What this task involves: Give the number of lines in the entries that contain "发布到Kubernetes集群". State only the count.

Provided records:

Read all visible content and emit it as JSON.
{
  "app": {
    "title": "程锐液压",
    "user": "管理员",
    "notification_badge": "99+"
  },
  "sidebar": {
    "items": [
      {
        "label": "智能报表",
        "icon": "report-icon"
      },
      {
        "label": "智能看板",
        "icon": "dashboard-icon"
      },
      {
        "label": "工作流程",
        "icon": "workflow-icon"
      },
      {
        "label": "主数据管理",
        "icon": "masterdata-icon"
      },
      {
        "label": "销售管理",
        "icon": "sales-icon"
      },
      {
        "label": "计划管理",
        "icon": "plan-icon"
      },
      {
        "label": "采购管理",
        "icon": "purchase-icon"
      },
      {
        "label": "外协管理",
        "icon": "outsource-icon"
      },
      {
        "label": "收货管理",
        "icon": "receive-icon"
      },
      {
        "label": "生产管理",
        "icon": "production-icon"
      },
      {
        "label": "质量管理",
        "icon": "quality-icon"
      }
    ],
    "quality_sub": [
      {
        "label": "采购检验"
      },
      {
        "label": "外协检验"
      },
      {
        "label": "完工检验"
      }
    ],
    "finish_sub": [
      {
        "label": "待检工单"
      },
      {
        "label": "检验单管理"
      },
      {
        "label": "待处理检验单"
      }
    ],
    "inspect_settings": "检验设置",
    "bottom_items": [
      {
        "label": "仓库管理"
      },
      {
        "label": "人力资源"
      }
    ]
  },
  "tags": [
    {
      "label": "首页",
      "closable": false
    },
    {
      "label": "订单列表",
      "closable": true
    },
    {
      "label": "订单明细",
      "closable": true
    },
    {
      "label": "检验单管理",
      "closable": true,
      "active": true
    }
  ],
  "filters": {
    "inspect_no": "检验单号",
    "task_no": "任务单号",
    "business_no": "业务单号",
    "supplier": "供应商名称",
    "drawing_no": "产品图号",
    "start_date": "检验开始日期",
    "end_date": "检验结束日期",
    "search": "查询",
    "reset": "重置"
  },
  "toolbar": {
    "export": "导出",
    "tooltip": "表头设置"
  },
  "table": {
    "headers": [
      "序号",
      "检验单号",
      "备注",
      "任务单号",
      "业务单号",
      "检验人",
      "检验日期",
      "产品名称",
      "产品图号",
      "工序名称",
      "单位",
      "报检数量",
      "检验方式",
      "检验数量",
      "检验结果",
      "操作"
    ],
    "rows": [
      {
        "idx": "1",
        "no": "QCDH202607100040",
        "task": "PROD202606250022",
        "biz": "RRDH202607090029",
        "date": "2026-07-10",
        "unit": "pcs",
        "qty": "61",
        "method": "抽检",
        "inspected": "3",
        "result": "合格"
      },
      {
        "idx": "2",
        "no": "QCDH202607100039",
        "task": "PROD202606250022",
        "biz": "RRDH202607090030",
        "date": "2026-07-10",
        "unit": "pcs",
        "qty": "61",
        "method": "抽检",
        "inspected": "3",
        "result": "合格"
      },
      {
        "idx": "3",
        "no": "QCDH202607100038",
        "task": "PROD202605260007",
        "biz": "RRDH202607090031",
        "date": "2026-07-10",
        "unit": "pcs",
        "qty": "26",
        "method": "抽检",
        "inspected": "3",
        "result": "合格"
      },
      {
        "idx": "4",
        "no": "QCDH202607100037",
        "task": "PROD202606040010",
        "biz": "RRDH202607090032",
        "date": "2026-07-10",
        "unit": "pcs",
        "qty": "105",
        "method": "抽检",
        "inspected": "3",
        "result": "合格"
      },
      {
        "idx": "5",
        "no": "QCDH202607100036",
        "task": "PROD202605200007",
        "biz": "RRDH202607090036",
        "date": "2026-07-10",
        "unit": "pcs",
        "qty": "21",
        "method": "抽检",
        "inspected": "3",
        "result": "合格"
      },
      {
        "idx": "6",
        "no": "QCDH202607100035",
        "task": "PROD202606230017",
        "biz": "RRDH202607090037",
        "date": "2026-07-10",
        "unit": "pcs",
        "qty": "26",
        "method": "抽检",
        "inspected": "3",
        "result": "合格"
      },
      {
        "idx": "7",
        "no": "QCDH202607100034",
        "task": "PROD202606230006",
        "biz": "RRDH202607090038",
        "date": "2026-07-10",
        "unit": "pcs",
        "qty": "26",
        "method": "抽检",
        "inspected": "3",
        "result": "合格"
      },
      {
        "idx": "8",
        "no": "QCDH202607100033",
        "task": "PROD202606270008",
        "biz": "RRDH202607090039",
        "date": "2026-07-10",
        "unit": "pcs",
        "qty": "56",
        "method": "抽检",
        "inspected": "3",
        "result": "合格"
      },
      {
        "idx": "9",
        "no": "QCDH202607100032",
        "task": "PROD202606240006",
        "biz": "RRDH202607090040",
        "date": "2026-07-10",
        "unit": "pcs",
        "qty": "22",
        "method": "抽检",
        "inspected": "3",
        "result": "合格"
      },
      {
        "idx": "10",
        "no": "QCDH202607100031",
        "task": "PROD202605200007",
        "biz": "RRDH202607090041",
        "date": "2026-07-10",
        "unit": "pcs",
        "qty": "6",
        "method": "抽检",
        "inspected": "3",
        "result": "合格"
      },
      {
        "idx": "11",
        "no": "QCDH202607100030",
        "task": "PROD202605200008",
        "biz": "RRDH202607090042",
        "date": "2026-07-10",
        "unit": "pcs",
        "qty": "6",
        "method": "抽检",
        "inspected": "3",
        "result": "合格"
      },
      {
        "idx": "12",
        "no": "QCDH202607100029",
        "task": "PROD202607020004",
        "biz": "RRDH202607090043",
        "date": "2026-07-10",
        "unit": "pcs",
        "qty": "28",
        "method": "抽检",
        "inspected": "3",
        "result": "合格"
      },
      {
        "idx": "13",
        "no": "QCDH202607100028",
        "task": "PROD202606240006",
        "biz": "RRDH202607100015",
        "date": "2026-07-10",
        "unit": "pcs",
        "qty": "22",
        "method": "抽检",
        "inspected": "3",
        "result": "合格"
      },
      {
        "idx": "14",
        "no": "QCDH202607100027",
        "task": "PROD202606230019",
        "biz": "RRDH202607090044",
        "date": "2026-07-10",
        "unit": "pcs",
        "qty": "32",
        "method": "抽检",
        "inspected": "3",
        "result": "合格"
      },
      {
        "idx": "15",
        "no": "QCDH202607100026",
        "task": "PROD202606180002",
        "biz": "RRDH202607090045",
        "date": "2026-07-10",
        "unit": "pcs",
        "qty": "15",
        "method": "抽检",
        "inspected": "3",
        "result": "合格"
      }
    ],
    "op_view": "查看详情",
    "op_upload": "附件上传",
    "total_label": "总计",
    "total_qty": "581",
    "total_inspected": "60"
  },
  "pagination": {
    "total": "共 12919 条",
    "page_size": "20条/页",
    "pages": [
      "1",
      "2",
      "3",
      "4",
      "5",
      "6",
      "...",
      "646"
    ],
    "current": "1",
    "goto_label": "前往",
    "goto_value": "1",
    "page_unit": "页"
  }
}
* * *
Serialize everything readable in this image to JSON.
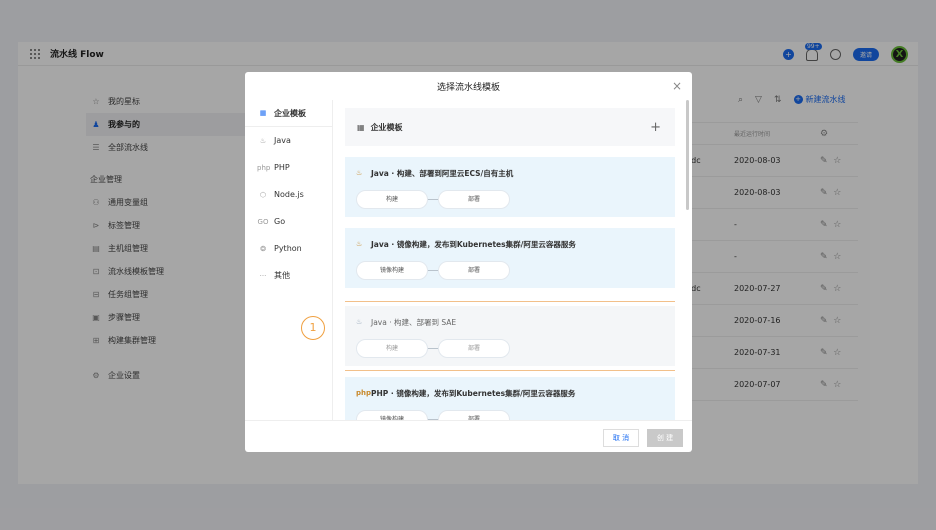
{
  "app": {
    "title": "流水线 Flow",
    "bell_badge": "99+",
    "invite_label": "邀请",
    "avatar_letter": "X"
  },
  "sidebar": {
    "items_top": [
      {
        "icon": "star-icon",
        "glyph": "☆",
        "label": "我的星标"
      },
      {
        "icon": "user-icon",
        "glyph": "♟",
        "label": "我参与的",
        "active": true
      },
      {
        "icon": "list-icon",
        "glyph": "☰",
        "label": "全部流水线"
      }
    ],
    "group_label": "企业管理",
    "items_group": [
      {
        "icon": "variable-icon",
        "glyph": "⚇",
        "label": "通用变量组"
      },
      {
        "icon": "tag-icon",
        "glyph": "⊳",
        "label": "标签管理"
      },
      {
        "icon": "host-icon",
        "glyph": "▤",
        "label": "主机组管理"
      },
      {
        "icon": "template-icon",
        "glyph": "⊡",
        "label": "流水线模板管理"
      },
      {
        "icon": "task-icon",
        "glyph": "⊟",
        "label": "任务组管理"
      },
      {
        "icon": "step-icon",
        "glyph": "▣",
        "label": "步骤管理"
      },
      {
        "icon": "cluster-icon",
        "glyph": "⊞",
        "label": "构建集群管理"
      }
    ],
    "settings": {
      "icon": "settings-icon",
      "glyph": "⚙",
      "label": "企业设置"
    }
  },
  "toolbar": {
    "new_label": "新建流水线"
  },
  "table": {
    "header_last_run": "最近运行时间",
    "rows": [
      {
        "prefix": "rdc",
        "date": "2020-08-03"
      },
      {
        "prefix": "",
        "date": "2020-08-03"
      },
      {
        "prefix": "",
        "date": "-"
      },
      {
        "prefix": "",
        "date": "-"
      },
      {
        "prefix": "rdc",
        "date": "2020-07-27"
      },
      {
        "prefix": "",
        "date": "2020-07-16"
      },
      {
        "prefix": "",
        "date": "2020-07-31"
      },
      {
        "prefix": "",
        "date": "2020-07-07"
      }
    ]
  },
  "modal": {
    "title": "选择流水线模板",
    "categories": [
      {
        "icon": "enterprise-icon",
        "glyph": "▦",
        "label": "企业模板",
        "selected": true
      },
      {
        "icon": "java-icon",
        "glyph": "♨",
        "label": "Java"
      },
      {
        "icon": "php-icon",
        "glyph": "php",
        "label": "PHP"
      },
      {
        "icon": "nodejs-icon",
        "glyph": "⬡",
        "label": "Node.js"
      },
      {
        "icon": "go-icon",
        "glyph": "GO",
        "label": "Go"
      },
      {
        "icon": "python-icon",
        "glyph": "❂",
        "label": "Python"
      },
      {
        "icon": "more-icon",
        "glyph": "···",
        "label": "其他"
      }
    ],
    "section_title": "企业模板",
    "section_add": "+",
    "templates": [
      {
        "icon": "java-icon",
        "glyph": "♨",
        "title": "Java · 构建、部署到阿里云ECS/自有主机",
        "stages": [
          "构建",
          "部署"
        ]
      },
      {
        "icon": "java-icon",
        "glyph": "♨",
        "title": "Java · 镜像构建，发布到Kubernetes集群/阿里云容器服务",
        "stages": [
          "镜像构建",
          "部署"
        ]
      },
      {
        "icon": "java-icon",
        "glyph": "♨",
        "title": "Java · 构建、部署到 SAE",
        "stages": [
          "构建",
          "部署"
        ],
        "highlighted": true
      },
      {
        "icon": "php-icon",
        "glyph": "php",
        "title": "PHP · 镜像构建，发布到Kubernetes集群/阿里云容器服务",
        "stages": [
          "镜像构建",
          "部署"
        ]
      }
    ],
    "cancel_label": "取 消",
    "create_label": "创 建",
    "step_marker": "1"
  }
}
---
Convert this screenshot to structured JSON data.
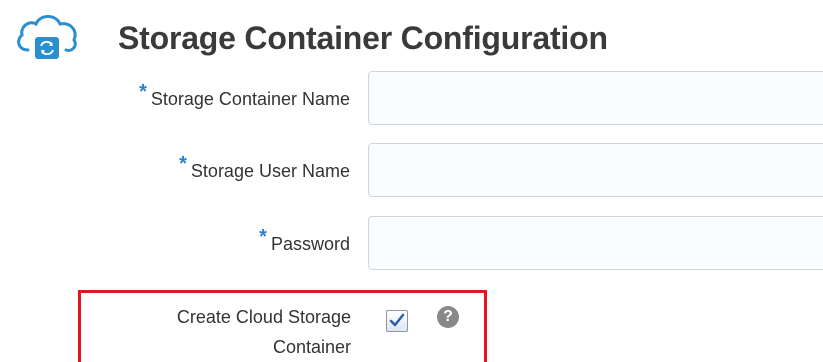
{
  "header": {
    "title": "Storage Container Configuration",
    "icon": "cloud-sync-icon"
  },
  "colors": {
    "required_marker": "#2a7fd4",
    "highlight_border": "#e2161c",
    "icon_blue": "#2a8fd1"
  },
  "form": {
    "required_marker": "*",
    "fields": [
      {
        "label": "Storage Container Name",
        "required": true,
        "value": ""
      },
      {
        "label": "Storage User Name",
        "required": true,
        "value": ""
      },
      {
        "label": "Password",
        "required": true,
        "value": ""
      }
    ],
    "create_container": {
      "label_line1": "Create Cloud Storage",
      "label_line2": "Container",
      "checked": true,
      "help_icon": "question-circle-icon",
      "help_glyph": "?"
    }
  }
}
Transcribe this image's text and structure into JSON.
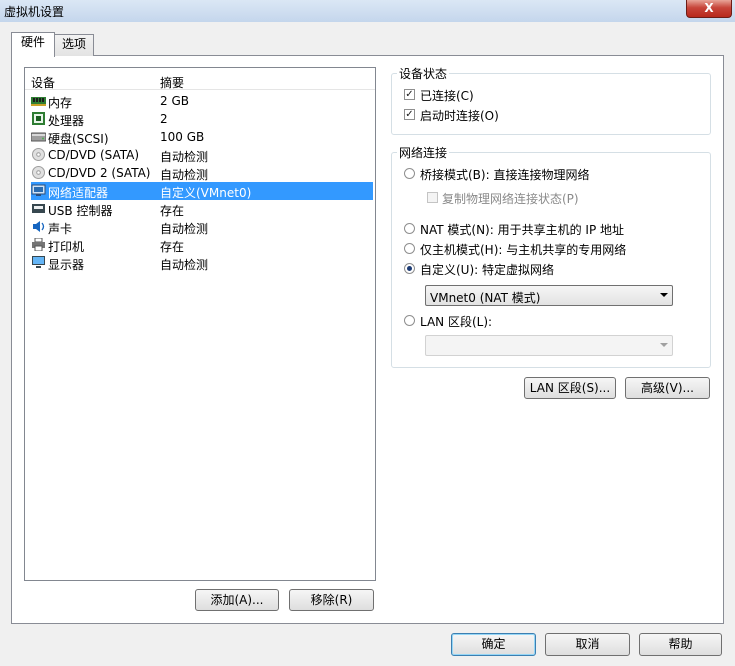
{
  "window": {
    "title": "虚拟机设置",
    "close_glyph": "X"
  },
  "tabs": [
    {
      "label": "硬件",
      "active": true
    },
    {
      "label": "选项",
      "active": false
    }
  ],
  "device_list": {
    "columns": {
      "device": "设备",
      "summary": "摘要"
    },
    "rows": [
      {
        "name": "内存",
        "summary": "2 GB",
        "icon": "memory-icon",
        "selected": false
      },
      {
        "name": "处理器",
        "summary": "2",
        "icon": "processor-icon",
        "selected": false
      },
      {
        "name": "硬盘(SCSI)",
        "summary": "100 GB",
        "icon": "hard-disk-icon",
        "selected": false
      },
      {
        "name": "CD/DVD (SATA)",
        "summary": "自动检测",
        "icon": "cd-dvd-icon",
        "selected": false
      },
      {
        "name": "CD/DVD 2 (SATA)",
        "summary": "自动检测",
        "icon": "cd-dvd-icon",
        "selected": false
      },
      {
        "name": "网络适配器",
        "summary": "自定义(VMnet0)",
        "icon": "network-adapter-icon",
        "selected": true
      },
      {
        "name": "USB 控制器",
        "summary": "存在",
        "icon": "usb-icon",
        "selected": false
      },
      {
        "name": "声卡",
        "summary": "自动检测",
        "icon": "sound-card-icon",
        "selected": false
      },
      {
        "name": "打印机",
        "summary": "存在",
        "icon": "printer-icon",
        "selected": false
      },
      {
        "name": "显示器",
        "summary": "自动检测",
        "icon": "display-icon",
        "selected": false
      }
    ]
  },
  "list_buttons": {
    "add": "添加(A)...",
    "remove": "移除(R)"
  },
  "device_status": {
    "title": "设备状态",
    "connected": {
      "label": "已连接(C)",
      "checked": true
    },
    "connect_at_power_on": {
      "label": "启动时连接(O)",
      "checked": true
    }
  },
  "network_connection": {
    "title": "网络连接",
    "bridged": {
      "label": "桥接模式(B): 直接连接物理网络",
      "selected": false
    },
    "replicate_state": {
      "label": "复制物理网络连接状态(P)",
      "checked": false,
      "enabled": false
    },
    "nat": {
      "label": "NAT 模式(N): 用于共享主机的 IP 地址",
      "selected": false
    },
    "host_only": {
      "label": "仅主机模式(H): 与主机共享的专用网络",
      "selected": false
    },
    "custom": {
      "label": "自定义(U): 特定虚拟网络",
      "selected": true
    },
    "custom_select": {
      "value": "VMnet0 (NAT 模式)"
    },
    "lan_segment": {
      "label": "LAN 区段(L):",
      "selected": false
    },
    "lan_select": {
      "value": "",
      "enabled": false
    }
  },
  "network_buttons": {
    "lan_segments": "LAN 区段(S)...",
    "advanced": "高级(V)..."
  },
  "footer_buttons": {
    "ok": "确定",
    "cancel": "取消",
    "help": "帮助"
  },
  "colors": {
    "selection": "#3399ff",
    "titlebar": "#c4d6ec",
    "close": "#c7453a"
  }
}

Complete output: 2